SUPPLIED RECORDS
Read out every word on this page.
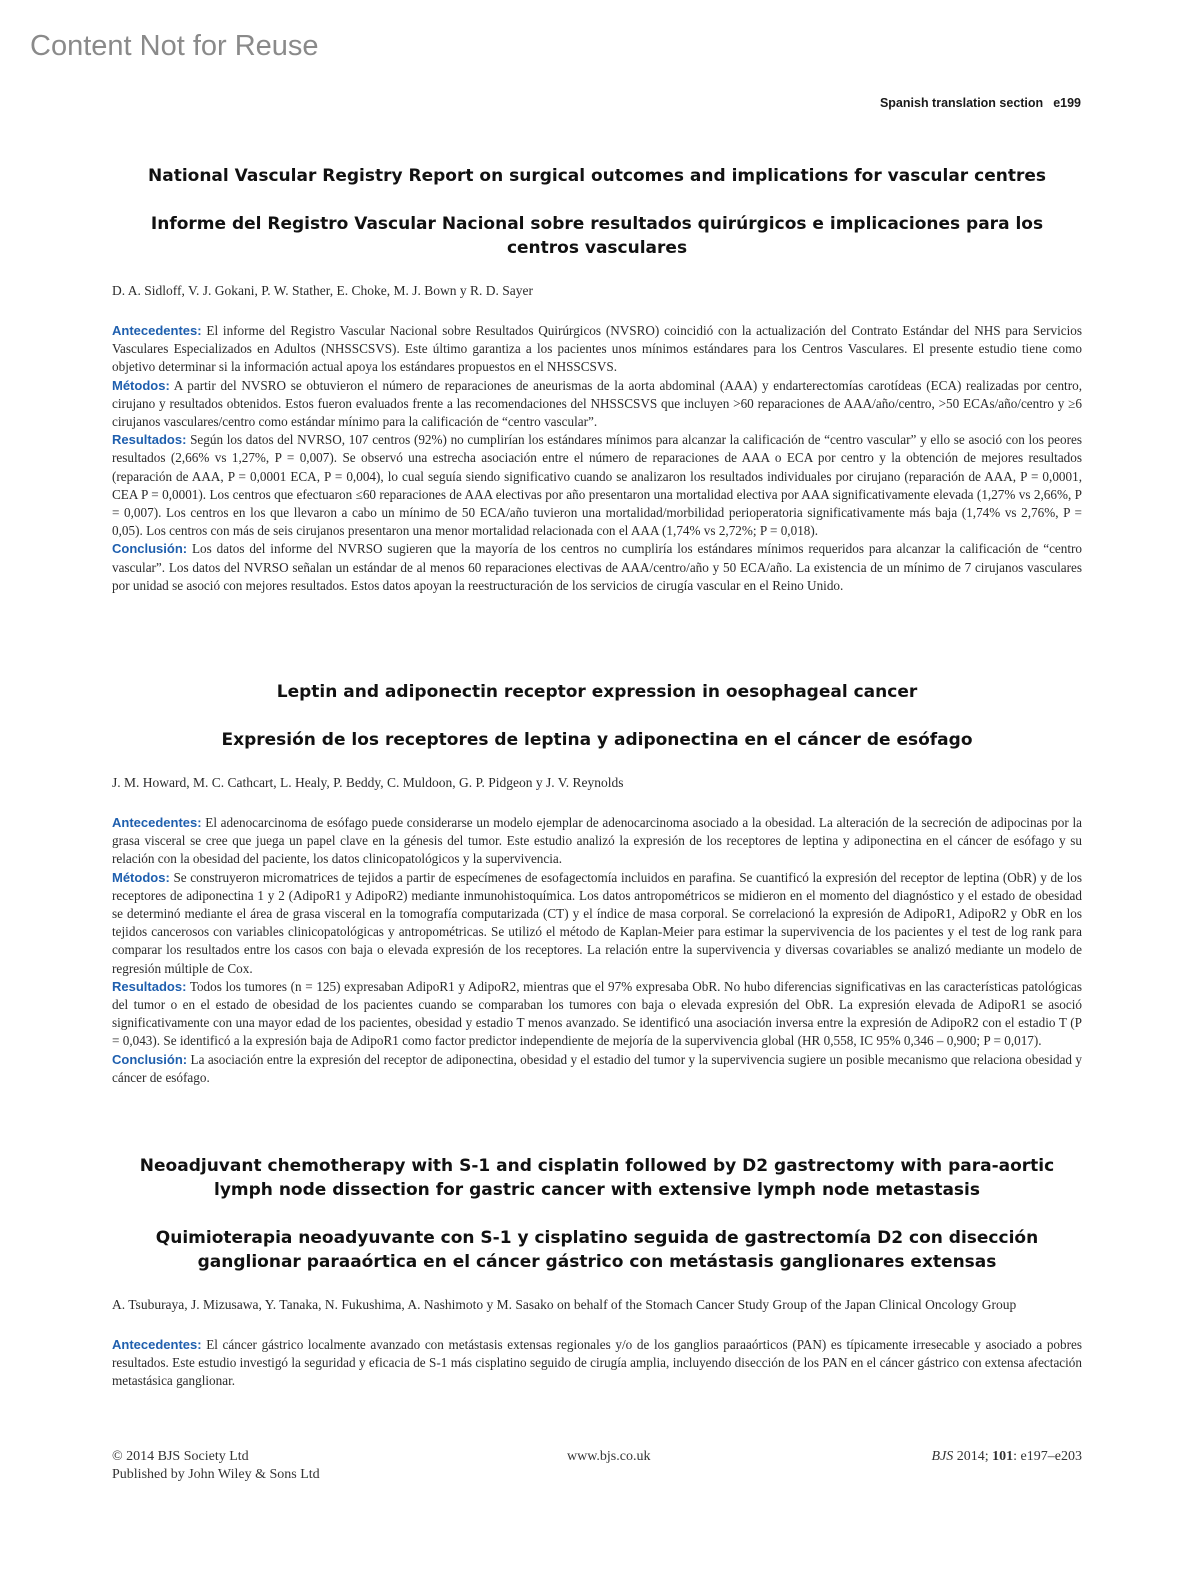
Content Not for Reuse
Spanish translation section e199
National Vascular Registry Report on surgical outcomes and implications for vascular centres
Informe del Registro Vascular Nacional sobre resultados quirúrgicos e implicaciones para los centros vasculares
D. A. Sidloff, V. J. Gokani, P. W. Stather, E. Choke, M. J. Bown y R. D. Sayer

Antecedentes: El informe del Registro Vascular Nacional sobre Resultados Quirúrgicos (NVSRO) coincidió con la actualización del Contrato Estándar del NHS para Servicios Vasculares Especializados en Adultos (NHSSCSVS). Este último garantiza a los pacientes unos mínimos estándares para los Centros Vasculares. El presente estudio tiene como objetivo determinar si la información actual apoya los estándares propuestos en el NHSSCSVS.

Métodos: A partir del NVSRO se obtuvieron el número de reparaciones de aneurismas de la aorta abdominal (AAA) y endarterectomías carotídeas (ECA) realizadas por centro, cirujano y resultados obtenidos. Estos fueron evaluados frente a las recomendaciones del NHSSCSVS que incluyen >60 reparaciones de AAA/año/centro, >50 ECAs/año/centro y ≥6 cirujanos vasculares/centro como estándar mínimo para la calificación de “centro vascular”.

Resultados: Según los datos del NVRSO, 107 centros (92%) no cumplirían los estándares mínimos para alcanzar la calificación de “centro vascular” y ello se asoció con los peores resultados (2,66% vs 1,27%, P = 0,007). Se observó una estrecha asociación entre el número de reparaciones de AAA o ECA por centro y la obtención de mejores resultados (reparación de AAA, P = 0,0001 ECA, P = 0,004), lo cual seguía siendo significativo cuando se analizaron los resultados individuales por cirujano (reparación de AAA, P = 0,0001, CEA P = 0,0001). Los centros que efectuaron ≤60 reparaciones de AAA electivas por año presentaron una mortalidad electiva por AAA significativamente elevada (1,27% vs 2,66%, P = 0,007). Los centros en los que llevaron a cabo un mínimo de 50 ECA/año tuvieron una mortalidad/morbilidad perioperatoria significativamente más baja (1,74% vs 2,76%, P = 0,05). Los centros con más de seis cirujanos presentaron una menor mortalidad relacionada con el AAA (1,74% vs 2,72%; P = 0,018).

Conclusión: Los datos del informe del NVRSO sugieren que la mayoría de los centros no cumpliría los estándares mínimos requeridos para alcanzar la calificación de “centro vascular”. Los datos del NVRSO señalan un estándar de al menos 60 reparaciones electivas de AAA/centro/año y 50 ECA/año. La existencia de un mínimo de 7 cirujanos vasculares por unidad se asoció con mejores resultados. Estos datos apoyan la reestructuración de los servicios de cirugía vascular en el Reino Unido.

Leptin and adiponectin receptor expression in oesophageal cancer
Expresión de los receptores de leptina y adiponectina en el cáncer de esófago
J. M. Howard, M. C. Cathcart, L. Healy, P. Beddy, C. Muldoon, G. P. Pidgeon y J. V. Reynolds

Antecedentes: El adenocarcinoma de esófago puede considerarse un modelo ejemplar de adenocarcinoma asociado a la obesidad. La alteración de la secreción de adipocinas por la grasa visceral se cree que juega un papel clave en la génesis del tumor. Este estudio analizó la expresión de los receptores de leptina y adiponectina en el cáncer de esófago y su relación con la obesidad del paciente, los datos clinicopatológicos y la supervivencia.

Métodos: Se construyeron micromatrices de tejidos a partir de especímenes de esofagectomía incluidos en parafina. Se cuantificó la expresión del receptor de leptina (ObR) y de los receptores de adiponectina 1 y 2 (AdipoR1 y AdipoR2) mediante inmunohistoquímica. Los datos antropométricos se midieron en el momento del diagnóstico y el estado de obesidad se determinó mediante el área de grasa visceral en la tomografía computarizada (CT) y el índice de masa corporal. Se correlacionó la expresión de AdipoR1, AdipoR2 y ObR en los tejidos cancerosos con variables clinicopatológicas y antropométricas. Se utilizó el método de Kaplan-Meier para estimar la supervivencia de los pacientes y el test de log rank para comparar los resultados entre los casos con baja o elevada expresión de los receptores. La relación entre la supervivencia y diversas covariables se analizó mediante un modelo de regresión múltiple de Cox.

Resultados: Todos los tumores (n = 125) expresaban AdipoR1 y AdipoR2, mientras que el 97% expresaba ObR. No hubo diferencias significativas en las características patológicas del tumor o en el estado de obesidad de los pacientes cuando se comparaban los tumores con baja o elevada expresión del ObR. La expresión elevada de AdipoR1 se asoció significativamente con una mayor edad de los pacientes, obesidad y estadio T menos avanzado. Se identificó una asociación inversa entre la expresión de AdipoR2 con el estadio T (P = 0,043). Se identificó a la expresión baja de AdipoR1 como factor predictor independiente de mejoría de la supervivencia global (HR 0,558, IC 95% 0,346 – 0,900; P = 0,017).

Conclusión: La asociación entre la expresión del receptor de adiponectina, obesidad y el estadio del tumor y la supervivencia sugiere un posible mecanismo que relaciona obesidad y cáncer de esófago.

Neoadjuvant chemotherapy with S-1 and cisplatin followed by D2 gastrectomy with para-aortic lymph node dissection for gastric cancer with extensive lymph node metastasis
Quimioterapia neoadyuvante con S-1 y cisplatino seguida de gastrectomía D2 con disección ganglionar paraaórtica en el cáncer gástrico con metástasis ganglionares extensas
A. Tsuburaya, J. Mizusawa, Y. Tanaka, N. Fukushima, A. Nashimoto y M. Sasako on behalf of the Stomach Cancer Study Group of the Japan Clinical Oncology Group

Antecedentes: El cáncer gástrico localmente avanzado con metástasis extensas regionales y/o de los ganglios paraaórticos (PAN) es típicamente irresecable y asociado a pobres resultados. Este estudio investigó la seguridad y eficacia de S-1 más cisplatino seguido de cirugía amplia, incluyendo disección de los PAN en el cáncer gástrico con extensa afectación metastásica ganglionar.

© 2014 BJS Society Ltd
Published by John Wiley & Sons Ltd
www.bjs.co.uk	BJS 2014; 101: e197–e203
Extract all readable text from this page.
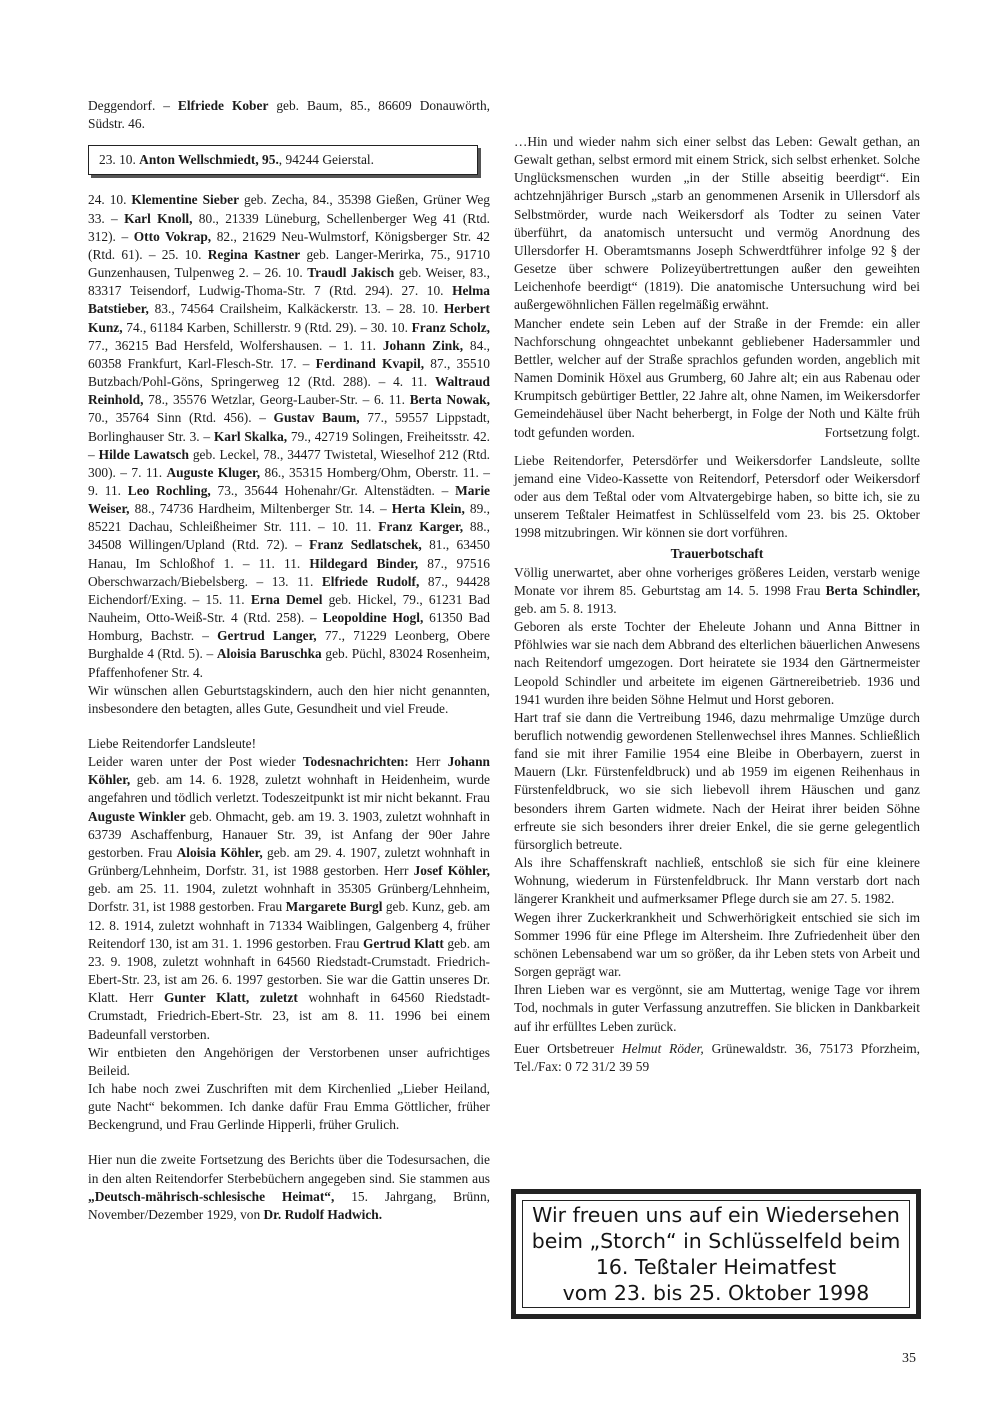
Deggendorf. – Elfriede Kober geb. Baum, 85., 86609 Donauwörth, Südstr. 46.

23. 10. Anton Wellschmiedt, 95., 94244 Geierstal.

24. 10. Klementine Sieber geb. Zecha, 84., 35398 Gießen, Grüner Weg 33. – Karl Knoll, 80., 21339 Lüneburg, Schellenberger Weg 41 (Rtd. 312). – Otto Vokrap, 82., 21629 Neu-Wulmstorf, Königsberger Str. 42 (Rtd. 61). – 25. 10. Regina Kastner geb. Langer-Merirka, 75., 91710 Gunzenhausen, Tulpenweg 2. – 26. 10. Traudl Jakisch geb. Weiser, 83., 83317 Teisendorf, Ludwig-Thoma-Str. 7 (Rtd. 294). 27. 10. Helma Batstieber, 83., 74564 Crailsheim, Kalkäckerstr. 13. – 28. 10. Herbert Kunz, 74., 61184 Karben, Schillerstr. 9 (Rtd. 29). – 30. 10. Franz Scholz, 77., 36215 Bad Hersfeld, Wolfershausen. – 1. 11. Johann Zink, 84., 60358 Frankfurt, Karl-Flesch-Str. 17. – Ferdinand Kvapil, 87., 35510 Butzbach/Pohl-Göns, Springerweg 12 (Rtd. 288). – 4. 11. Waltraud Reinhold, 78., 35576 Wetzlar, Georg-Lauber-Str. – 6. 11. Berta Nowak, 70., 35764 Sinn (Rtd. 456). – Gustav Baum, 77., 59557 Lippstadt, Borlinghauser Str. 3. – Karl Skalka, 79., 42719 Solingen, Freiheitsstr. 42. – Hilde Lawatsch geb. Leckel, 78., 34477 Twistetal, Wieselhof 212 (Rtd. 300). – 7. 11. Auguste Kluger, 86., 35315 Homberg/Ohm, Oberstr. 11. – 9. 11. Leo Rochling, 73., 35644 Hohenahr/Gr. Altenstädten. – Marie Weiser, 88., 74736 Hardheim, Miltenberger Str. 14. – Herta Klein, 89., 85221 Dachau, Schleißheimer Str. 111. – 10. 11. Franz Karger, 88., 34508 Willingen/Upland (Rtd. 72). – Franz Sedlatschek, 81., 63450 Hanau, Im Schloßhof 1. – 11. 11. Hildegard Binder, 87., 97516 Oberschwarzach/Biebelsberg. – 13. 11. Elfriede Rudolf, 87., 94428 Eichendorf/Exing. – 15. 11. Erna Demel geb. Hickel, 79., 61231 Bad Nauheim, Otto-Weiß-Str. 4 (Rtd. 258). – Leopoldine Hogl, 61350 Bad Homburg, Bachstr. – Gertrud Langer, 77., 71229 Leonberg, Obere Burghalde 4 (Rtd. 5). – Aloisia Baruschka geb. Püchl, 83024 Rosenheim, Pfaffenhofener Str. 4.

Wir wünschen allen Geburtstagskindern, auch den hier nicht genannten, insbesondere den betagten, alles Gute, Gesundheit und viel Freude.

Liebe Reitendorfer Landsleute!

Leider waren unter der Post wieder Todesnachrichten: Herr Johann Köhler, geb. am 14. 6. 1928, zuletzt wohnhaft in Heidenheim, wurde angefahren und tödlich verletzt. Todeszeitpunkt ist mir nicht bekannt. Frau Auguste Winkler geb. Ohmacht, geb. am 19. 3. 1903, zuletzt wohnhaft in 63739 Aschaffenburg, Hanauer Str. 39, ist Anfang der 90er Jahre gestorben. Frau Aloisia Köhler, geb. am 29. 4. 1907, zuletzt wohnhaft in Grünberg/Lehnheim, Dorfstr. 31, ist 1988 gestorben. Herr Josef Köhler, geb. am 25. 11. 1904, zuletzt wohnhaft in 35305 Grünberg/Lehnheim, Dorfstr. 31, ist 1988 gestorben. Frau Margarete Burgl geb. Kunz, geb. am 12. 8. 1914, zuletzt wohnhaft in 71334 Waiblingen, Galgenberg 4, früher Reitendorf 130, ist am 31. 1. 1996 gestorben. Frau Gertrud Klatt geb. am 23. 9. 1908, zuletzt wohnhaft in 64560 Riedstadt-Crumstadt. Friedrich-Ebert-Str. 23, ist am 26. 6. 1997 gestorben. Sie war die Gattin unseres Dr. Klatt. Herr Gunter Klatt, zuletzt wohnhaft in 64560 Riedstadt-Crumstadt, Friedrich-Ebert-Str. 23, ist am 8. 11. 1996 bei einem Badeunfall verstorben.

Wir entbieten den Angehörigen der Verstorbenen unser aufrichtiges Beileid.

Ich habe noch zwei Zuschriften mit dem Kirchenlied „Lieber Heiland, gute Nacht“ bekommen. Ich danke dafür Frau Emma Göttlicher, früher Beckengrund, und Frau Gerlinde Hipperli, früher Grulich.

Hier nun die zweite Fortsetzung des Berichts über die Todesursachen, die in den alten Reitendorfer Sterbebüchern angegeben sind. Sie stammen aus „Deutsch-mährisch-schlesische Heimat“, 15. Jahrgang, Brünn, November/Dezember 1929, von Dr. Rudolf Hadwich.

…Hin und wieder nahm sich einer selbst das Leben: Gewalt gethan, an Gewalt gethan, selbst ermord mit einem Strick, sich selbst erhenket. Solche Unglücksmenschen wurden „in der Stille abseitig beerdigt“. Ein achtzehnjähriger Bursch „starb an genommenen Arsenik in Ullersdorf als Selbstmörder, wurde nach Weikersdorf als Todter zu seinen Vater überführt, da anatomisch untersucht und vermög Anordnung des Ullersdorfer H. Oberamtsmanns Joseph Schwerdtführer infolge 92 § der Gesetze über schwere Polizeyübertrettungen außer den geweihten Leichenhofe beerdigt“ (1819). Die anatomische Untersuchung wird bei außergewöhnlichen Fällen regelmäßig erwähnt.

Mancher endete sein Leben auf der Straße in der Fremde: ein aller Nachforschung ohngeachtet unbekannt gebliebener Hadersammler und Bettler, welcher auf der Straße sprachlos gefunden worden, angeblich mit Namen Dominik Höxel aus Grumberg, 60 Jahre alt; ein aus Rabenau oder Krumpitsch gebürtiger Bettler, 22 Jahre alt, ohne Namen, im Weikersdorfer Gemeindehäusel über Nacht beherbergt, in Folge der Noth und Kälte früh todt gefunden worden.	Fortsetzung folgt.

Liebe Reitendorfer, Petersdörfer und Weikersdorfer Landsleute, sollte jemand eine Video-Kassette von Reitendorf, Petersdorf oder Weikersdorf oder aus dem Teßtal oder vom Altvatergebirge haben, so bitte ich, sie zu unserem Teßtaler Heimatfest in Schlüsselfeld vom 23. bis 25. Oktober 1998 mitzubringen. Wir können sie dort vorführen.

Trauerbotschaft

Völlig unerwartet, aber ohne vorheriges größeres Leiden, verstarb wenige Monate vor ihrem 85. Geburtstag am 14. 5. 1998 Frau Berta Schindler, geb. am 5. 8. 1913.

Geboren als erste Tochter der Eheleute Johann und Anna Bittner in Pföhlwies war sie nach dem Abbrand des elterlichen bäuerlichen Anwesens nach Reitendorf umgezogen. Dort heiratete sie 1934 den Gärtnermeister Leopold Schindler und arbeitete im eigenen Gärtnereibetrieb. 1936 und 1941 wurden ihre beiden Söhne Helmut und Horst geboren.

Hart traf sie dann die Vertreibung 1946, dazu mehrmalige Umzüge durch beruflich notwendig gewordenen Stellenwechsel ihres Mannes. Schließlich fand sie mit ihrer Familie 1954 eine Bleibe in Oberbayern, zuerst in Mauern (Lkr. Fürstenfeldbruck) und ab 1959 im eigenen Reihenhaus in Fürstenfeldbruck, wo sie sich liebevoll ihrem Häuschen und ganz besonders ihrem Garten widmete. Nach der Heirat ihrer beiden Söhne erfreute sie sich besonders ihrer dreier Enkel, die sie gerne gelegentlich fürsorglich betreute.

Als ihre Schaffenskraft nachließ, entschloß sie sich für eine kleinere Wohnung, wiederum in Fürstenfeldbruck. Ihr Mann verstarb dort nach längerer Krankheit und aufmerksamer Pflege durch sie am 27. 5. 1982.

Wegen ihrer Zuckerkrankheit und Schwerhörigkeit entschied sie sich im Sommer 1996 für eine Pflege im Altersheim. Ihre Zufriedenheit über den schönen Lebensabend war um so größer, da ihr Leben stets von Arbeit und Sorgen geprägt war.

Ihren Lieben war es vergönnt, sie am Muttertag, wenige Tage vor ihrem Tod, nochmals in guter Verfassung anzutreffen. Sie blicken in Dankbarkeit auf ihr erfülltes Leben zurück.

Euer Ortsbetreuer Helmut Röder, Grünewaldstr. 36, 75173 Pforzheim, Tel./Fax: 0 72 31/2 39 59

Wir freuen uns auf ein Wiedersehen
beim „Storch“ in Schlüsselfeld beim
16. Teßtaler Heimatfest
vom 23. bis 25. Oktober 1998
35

WORK TO BE COMPLETED
Copy out the lines of the records above in which the string "this" appears.

WORKED SOLUTION
Read out every word on this page.
Extract all readable text from this page.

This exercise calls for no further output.